* Task objective *
From the entries below, copy out every line with "وسائل" in it.

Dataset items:

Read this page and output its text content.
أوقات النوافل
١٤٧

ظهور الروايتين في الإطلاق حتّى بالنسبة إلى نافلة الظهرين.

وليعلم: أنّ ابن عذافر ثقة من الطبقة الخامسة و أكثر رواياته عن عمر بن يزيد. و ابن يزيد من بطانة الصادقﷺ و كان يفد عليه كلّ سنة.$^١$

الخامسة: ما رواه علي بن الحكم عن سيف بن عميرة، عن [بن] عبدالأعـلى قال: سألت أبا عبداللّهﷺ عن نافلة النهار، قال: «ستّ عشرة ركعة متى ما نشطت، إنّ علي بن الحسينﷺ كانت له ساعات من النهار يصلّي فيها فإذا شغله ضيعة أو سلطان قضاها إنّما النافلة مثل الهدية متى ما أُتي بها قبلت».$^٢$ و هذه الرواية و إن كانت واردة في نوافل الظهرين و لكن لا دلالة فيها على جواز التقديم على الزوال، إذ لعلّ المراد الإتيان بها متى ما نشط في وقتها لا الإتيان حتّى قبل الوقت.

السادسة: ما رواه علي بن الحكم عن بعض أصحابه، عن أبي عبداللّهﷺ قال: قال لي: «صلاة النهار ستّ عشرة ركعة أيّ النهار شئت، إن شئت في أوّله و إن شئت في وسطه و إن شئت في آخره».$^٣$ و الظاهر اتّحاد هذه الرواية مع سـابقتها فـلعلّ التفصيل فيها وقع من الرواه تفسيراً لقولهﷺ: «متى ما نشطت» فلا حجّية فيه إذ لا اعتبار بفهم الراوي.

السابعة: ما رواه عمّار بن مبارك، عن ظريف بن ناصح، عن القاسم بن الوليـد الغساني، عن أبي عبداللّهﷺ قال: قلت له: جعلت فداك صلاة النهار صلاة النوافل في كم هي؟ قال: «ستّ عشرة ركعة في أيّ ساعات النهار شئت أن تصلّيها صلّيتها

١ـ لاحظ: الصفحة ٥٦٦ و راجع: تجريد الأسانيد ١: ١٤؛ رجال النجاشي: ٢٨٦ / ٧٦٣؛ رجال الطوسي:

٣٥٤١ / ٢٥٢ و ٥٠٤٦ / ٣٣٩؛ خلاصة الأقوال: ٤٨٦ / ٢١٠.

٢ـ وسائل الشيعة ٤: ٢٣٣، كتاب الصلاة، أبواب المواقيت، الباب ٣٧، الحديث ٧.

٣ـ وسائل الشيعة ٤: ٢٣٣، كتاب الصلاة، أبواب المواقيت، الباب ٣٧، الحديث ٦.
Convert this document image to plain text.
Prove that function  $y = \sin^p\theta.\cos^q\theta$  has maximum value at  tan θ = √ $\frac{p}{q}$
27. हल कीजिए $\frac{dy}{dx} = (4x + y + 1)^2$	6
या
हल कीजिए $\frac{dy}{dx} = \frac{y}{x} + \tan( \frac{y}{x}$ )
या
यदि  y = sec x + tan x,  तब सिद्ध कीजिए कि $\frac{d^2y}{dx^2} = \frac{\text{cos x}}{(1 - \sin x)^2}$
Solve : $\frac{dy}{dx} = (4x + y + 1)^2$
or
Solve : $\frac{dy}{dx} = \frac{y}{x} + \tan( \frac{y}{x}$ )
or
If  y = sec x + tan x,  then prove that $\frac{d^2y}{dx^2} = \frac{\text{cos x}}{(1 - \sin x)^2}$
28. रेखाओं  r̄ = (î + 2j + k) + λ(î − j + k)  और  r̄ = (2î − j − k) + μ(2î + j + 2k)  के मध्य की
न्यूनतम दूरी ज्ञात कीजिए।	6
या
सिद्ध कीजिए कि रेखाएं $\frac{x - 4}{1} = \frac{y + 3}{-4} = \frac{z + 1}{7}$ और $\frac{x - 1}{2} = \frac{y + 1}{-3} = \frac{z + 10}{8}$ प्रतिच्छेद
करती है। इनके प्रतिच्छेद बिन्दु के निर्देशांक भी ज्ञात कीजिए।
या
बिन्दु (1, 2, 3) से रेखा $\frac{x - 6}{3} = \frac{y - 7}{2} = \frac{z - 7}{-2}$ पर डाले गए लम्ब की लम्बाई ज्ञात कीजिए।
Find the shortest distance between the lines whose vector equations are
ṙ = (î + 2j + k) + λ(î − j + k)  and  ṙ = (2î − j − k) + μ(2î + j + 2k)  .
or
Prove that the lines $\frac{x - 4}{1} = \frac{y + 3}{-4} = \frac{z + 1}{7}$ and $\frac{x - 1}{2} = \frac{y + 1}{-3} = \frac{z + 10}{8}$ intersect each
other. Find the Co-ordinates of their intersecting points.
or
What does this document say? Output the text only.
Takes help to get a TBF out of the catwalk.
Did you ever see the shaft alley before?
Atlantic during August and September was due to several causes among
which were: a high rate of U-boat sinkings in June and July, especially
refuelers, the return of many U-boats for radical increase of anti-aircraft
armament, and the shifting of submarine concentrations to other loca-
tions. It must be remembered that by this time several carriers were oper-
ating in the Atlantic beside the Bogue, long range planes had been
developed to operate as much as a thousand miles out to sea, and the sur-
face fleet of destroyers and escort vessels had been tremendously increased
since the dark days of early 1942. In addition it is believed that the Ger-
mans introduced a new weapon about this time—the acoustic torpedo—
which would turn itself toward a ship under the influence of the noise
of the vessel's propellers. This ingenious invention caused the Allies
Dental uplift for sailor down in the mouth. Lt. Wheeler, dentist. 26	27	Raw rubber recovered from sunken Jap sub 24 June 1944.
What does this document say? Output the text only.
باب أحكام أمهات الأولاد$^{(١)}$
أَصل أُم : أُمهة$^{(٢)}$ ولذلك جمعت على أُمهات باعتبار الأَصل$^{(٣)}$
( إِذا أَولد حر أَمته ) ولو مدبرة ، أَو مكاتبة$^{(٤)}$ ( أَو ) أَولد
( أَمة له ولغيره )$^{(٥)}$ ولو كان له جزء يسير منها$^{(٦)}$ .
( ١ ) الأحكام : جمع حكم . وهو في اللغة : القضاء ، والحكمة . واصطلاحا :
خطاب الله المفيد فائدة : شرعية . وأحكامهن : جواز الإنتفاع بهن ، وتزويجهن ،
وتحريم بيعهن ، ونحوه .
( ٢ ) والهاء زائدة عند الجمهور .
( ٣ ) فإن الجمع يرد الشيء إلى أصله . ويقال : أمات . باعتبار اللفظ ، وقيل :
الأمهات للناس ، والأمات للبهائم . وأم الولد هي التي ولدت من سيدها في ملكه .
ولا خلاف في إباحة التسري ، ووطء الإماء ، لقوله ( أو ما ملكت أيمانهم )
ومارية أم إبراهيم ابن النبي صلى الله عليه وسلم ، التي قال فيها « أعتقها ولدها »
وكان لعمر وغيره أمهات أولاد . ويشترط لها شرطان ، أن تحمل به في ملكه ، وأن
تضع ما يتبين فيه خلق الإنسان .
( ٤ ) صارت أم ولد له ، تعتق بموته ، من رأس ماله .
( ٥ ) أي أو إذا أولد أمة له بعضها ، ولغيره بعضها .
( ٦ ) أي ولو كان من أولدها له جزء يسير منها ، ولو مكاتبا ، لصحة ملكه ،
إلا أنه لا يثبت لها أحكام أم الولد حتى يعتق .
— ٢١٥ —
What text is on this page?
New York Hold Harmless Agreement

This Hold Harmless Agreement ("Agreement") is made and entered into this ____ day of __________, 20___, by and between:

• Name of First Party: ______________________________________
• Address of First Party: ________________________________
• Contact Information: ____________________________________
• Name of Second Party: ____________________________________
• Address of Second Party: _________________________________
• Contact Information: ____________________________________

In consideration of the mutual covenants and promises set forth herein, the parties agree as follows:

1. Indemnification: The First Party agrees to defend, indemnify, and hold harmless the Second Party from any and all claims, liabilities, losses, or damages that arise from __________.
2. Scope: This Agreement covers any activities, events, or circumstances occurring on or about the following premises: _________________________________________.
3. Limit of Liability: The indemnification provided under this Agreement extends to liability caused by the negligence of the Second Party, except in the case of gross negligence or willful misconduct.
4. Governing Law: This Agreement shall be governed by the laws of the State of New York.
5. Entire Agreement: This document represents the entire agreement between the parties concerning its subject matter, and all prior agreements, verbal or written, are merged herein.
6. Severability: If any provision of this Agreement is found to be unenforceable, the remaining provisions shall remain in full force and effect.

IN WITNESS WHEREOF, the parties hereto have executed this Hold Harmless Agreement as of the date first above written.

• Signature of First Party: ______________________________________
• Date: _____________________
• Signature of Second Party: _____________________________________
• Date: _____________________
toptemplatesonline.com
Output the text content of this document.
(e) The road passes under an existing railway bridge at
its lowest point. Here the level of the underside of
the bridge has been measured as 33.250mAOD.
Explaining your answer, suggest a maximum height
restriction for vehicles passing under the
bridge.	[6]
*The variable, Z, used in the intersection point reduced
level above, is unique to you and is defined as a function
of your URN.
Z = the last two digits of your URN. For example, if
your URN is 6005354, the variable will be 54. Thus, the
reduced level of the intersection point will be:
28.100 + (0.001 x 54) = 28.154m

* Task answer *
٢ـ وسائل الشيعة ٤: ٢٣٣، كتاب الصلاة، أبواب المواقيت، الباب ٣٧، الحديث ٧.
٣ـ وسائل الشيعة ٤: ٢٣٣، كتاب الصلاة، أبواب المواقيت، الباب ٣٧، الحديث ٦.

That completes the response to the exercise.